Return every record verbatim.

-------- Entries shown --------

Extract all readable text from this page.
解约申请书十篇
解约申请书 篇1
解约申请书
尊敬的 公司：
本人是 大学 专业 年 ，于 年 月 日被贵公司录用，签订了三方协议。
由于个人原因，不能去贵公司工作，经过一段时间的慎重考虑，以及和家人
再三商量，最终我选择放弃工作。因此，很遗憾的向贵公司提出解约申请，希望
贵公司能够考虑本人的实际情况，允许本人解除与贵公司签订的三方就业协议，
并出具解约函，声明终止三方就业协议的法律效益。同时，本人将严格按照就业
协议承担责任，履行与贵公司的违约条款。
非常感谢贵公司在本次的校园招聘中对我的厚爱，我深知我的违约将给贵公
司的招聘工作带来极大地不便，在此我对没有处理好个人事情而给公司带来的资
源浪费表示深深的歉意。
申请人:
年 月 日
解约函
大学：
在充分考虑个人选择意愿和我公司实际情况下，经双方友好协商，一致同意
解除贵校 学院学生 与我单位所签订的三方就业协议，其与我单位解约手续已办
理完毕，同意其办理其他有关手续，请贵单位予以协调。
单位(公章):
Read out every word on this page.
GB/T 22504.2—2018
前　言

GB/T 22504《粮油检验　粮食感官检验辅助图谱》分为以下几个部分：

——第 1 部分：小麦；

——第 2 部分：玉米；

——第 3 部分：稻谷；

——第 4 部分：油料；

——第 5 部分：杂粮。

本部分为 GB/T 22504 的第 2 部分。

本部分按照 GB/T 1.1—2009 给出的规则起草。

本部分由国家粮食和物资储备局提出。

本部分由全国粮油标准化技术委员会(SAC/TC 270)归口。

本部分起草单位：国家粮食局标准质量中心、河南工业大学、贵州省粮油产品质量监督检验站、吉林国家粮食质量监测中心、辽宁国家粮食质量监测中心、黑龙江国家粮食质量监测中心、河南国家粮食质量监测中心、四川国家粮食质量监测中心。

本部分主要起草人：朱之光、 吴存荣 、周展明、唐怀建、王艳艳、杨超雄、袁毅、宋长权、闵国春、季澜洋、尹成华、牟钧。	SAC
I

--------

# Exercise output
Extract all readable text from this page.
解约申请书十篇
解约申请书 篇1
解约申请书
尊敬的 公司：
本人是 大学 专业 年 ，于 年 月 日被贵公司录用，签订了三方协议。
由于个人原因，不能去贵公司工作，经过一段时间的慎重考虑，以及和家人
再三商量，最终我选择放弃工作。因此，很遗憾的向贵公司提出解约申请，希望
贵公司能够考虑本人的实际情况，允许本人解除与贵公司签订的三方就业协议，
并出具解约函，声明终止三方就业协议的法律效益。同时，本人将严格按照就业
协议承担责任，履行与贵公司的违约条款。
非常感谢贵公司在本次的校园招聘中对我的厚爱，我深知我的违约将给贵公
司的招聘工作带来极大地不便，在此我对没有处理好个人事情而给公司带来的资
源浪费表示深深的歉意。
申请人:
年 月 日
解约函
大学：
在充分考虑个人选择意愿和我公司实际情况下，经双方友好协商，一致同意
解除贵校 学院学生 与我单位所签订的三方就业协议，其与我单位解约手续已办
理完毕，同意其办理其他有关手续，请贵单位予以协调。
单位(公章):
Read out every word on this page.
GB/T 22504.2—2018
前　言

GB/T 22504《粮油检验　粮食感官检验辅助图谱》分为以下几个部分：

——第 1 部分：小麦；

——第 2 部分：玉米；

——第 3 部分：稻谷；

——第 4 部分：油料；

——第 5 部分：杂粮。

本部分为 GB/T 22504 的第 2 部分。

本部分按照 GB/T 1.1—2009 给出的规则起草。

本部分由国家粮食和物资储备局提出。

本部分由全国粮油标准化技术委员会(SAC/TC 270)归口。

本部分起草单位：国家粮食局标准质量中心、河南工业大学、贵州省粮油产品质量监督检验站、吉林国家粮食质量监测中心、辽宁国家粮食质量监测中心、黑龙江国家粮食质量监测中心、河南国家粮食质量监测中心、四川国家粮食质量监测中心。

本部分主要起草人：朱之光、 吴存荣 、周展明、唐怀建、王艳艳、杨超雄、袁毅、宋长权、闵国春、季澜洋、尹成华、牟钧。	SAC
I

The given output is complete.